#### [Required task]
Reproduce every line of the data below word for word, changing nothing.

#### [Dataset excerpts]
● ● ● ● ● ● ●

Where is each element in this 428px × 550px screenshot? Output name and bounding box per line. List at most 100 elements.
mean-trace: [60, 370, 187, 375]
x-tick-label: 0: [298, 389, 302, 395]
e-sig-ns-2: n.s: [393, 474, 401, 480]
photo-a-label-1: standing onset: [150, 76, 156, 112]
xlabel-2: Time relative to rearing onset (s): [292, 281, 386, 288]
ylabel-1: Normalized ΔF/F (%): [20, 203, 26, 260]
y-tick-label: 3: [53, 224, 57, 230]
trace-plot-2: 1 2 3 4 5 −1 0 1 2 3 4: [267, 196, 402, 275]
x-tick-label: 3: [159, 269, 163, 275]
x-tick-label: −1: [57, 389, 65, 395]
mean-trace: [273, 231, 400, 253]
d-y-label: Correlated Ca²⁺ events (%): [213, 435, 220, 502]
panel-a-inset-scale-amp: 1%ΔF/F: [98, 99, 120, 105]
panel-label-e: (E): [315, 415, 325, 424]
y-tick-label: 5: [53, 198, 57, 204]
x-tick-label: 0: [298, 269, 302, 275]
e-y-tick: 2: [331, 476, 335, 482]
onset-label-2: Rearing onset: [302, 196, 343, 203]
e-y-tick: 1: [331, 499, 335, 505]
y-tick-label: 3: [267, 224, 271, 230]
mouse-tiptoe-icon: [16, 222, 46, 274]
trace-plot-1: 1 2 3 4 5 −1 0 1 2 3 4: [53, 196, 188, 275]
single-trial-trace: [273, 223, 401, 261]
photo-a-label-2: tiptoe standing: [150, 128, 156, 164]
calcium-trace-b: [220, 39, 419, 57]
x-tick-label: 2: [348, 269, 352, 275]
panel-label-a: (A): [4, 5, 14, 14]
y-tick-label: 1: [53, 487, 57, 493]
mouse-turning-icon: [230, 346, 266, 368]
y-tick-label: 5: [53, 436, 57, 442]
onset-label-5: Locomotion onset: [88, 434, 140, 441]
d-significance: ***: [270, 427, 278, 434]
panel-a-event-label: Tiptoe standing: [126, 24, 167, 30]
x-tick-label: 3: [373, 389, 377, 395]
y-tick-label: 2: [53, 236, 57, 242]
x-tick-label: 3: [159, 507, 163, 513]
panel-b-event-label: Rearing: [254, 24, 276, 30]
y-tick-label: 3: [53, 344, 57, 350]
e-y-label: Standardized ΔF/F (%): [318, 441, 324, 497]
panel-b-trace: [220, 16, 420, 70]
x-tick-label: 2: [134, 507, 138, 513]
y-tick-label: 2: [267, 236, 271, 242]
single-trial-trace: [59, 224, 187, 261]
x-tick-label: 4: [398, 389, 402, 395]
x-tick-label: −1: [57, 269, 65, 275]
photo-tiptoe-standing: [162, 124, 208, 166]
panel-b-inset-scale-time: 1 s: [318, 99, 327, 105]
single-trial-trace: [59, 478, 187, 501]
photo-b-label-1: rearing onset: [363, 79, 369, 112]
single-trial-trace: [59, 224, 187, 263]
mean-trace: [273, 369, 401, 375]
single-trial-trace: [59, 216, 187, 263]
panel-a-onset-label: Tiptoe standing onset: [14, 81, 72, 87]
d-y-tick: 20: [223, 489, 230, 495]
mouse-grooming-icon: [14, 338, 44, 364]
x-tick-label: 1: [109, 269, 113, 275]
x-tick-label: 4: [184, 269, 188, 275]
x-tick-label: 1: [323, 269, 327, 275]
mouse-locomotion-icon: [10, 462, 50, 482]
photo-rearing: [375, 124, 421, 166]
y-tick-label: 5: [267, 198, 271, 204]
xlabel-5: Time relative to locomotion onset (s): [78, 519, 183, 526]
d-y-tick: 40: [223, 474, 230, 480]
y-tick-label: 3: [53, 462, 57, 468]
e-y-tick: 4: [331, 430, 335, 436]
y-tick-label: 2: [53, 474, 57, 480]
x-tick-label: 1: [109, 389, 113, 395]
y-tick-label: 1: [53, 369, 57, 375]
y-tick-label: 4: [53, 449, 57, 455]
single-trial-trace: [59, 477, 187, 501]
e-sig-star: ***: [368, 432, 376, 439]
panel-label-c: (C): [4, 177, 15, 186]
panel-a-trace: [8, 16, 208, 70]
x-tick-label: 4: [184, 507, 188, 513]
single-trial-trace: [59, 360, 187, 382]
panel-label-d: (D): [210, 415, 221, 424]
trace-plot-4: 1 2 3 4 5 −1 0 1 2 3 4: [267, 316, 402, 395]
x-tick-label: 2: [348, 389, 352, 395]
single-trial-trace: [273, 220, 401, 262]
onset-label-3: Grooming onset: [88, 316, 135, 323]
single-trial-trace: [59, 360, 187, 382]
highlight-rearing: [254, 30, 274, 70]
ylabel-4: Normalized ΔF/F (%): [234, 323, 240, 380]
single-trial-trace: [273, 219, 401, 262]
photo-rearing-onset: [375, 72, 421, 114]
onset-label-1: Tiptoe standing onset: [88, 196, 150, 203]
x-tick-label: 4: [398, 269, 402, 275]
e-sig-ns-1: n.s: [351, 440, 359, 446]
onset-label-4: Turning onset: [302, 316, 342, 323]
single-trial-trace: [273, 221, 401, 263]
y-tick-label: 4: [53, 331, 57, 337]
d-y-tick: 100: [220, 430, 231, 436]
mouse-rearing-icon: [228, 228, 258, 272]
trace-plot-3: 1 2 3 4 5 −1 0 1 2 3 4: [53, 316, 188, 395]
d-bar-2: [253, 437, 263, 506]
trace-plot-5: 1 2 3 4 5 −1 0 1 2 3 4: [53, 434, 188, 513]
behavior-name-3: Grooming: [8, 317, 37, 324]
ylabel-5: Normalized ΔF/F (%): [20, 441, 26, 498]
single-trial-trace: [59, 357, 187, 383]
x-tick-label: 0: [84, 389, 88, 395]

● ● ● ● ● ● ●

#### [The result]
Where is each element in this 428px × 550px screenshot? Output name and bounding box per line. List at most 100 elements.
mean-trace: [60, 370, 187, 375]
x-tick-label: 0: [298, 389, 302, 395]
e-sig-ns-2: n.s: [393, 474, 401, 480]
photo-a-label-1: standing onset: [150, 76, 156, 112]
xlabel-2: Time relative to rearing onset (s): [292, 281, 386, 288]
ylabel-1: Normalized ΔF/F (%): [20, 203, 26, 260]
y-tick-label: 3: [53, 224, 57, 230]
trace-plot-2: 1 2 3 4 5 −1 0 1 2 3 4: [267, 196, 402, 275]
x-tick-label: 3: [159, 269, 163, 275]
x-tick-label: −1: [57, 389, 65, 395]
mean-trace: [273, 231, 400, 253]
d-y-label: Correlated Ca²⁺ events (%): [213, 435, 220, 502]
panel-a-inset-scale-amp: 1%ΔF/F: [98, 99, 120, 105]
panel-label-e: (E): [315, 415, 325, 424]
y-tick-label: 5: [53, 198, 57, 204]
x-tick-label: 0: [298, 269, 302, 275]
e-y-tick: 2: [331, 476, 335, 482]
onset-label-2: Rearing onset: [302, 196, 343, 203]
e-y-tick: 1: [331, 499, 335, 505]
y-tick-label: 3: [267, 224, 271, 230]
mouse-tiptoe-icon: [16, 222, 46, 274]
trace-plot-1: 1 2 3 4 5 −1 0 1 2 3 4: [53, 196, 188, 275]
single-trial-trace: [273, 223, 401, 261]
photo-a-label-2: tiptoe standing: [150, 128, 156, 164]
calcium-trace-b: [220, 39, 419, 57]
x-tick-label: 2: [348, 269, 352, 275]
panel-label-a: (A): [4, 5, 14, 14]
y-tick-label: 1: [53, 487, 57, 493]
mouse-turning-icon: [230, 346, 266, 368]
y-tick-label: 5: [53, 436, 57, 442]
onset-label-5: Locomotion onset: [88, 434, 140, 441]
d-significance: ***: [270, 427, 278, 434]
panel-a-event-label: Tiptoe standing: [126, 24, 167, 30]
x-tick-label: 3: [373, 389, 377, 395]
y-tick-label: 2: [53, 236, 57, 242]
x-tick-label: 3: [159, 507, 163, 513]
panel-b-event-label: Rearing: [254, 24, 276, 30]
y-tick-label: 3: [53, 344, 57, 350]
e-y-label: Standardized ΔF/F (%): [318, 441, 324, 497]
panel-b-trace: [220, 16, 420, 70]
x-tick-label: 2: [134, 507, 138, 513]
y-tick-label: 2: [267, 236, 271, 242]
single-trial-trace: [59, 224, 187, 261]
x-tick-label: 4: [398, 389, 402, 395]
x-tick-label: −1: [57, 269, 65, 275]
photo-tiptoe-standing: [162, 124, 208, 166]
panel-b-inset-scale-time: 1 s: [318, 99, 327, 105]
single-trial-trace: [59, 478, 187, 501]
photo-b-label-1: rearing onset: [363, 79, 369, 112]
single-trial-trace: [59, 224, 187, 263]
mean-trace: [273, 369, 401, 375]
single-trial-trace: [59, 216, 187, 263]
panel-a-onset-label: Tiptoe standing onset: [14, 81, 72, 87]
d-y-tick: 20: [223, 489, 230, 495]
mouse-grooming-icon: [14, 338, 44, 364]
x-tick-label: 1: [109, 269, 113, 275]
x-tick-label: 4: [184, 269, 188, 275]
x-tick-label: 1: [323, 269, 327, 275]
mouse-locomotion-icon: [10, 462, 50, 482]
photo-rearing: [375, 124, 421, 166]
y-tick-label: 5: [267, 198, 271, 204]
xlabel-5: Time relative to locomotion onset (s): [78, 519, 183, 526]
d-y-tick: 40: [223, 474, 230, 480]
y-tick-label: 3: [53, 462, 57, 468]
e-y-tick: 4: [331, 430, 335, 436]
y-tick-label: 2: [53, 474, 57, 480]
x-tick-label: 1: [109, 389, 113, 395]
y-tick-label: 1: [53, 369, 57, 375]
y-tick-label: 4: [53, 449, 57, 455]
single-trial-trace: [59, 477, 187, 501]
e-sig-star: ***: [368, 432, 376, 439]
panel-label-c: (C): [4, 177, 15, 186]
panel-a-trace: [8, 16, 208, 70]
x-tick-label: 4: [184, 507, 188, 513]
single-trial-trace: [59, 360, 187, 382]
panel-label-d: (D): [210, 415, 221, 424]
trace-plot-4: 1 2 3 4 5 −1 0 1 2 3 4: [267, 316, 402, 395]
x-tick-label: 2: [348, 389, 352, 395]
single-trial-trace: [273, 220, 401, 262]
onset-label-3: Grooming onset: [88, 316, 135, 323]
single-trial-trace: [59, 360, 187, 382]
highlight-rearing: [254, 30, 274, 70]
ylabel-4: Normalized ΔF/F (%): [234, 323, 240, 380]
single-trial-trace: [273, 219, 401, 262]
photo-rearing-onset: [375, 72, 421, 114]
onset-label-1: Tiptoe standing onset: [88, 196, 150, 203]
x-tick-label: 4: [398, 269, 402, 275]
e-sig-ns-1: n.s: [351, 440, 359, 446]
onset-label-4: Turning onset: [302, 316, 342, 323]
single-trial-trace: [273, 221, 401, 263]
y-tick-label: 4: [53, 331, 57, 337]
d-y-tick: 100: [220, 430, 231, 436]
mouse-rearing-icon: [228, 228, 258, 272]
trace-plot-3: 1 2 3 4 5 −1 0 1 2 3 4: [53, 316, 188, 395]
d-bar-2: [253, 437, 263, 506]
trace-plot-5: 1 2 3 4 5 −1 0 1 2 3 4: [53, 434, 188, 513]
behavior-name-3: Grooming: [8, 317, 37, 324]
ylabel-5: Normalized ΔF/F (%): [20, 441, 26, 498]
single-trial-trace: [59, 357, 187, 383]
x-tick-label: 0: [84, 389, 88, 395]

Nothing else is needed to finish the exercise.